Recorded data
# # # # # # #

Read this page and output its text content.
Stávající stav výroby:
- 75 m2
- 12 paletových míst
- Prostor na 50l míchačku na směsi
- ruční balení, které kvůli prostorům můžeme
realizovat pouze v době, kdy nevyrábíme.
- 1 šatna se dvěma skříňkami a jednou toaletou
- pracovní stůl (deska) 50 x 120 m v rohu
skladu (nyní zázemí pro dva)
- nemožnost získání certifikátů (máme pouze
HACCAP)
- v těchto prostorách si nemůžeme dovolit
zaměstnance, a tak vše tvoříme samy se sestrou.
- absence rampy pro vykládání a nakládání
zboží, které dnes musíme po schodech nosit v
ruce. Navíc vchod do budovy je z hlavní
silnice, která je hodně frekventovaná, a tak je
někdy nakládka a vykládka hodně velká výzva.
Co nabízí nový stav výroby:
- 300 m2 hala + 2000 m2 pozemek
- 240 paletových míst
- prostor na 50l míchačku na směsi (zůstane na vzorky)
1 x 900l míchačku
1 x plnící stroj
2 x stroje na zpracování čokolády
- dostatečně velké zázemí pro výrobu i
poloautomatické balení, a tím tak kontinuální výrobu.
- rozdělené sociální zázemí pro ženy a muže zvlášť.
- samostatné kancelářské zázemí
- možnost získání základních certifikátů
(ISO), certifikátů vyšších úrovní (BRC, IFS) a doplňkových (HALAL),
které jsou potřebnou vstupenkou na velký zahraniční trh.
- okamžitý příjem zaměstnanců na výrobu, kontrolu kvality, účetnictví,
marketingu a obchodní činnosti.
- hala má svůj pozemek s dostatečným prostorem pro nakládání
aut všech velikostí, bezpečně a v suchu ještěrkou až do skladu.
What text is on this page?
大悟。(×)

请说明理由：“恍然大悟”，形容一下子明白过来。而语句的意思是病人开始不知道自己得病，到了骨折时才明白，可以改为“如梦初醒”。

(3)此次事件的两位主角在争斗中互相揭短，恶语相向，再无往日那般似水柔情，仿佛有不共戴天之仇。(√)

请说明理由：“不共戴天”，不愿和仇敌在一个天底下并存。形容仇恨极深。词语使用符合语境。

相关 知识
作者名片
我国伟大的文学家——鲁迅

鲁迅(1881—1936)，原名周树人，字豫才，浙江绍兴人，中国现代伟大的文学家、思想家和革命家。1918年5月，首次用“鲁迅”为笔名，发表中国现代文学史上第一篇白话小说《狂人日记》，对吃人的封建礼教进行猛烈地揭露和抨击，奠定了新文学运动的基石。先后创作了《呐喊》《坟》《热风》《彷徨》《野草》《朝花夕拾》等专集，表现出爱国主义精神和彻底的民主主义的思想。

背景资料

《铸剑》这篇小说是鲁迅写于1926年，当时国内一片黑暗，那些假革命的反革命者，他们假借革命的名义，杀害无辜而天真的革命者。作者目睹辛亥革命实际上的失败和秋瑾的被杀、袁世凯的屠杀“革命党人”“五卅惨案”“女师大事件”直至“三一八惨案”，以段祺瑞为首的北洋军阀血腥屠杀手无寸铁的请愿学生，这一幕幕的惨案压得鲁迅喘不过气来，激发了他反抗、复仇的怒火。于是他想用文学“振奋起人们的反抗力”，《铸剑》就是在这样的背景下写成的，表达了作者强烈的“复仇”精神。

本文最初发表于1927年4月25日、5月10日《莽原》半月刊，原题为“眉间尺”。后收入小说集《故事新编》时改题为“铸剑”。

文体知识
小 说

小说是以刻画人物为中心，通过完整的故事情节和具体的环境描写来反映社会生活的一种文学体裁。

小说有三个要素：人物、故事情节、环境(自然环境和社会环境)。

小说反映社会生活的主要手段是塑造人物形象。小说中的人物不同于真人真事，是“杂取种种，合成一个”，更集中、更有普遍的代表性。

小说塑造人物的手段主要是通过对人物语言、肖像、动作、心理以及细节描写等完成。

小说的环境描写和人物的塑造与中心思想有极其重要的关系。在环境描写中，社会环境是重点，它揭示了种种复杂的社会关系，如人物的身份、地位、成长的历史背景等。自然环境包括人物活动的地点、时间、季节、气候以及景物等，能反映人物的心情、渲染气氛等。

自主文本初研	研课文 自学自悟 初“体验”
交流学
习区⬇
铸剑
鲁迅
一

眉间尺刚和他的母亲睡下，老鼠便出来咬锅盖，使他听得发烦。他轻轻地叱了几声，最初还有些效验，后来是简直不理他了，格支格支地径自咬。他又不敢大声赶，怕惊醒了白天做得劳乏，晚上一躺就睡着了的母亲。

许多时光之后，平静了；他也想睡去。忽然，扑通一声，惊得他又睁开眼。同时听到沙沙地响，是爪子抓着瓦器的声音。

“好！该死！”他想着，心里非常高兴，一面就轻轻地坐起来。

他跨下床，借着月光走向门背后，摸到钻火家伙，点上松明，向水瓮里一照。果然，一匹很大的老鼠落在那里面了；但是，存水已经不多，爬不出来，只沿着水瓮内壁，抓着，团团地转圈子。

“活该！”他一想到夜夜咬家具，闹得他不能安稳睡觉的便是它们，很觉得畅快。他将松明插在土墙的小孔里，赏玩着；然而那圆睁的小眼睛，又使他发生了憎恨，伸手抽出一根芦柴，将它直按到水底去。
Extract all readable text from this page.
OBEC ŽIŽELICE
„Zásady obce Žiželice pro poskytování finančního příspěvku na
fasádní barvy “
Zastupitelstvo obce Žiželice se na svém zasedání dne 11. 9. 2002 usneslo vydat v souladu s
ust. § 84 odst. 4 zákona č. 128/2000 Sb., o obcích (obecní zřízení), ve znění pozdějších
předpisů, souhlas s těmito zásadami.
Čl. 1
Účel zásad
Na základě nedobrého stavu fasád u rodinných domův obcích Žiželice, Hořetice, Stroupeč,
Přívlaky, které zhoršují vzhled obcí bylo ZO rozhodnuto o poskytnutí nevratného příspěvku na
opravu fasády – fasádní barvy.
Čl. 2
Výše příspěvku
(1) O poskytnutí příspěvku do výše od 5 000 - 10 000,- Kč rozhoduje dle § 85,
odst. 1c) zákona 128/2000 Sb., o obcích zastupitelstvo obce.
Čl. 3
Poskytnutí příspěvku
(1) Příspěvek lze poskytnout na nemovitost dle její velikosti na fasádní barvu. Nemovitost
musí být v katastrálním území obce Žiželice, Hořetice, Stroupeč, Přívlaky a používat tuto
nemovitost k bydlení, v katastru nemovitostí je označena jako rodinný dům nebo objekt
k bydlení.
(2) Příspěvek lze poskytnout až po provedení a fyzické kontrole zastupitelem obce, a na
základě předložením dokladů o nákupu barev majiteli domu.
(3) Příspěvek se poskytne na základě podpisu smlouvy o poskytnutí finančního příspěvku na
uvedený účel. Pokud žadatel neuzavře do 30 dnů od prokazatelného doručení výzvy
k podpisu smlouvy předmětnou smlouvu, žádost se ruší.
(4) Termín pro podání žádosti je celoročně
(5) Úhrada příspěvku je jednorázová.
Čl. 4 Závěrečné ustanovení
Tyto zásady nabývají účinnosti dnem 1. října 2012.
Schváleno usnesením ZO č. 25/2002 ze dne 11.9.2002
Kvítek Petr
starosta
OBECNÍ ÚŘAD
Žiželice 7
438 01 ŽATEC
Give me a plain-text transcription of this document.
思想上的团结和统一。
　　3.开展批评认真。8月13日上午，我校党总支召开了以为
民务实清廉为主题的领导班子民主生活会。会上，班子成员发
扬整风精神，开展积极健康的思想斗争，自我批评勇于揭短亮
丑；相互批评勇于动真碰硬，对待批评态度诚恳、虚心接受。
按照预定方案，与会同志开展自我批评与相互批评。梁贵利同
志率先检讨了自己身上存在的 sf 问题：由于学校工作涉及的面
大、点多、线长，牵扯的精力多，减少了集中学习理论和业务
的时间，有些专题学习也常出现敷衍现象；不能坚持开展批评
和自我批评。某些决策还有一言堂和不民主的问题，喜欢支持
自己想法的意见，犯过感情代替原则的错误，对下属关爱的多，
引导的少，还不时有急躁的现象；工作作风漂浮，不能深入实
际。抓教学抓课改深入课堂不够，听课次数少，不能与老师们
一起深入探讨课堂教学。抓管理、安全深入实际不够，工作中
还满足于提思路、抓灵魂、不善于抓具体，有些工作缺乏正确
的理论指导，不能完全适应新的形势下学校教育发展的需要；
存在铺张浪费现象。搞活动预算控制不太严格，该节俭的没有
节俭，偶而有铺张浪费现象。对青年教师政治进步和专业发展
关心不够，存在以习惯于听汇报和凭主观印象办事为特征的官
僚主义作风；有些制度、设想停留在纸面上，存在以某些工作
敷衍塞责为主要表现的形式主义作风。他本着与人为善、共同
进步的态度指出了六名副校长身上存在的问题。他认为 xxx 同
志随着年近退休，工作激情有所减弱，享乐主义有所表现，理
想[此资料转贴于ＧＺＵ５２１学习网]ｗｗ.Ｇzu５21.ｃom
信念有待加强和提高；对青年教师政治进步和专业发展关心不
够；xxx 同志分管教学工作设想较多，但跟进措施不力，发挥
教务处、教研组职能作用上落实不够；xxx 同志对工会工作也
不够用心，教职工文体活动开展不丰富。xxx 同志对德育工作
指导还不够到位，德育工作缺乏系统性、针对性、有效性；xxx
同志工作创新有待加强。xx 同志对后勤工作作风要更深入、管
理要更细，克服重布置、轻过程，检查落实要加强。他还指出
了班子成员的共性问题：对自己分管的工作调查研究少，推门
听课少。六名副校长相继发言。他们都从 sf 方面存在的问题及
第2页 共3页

# # # # # # #

THE TASK
Pick out and copy the lines of the material that include the word "text".

IN RESPONSE
Read this page and output its text content.
What text is on this page?
Extract all readable text from this page.
Give me a plain-text transcription of this document.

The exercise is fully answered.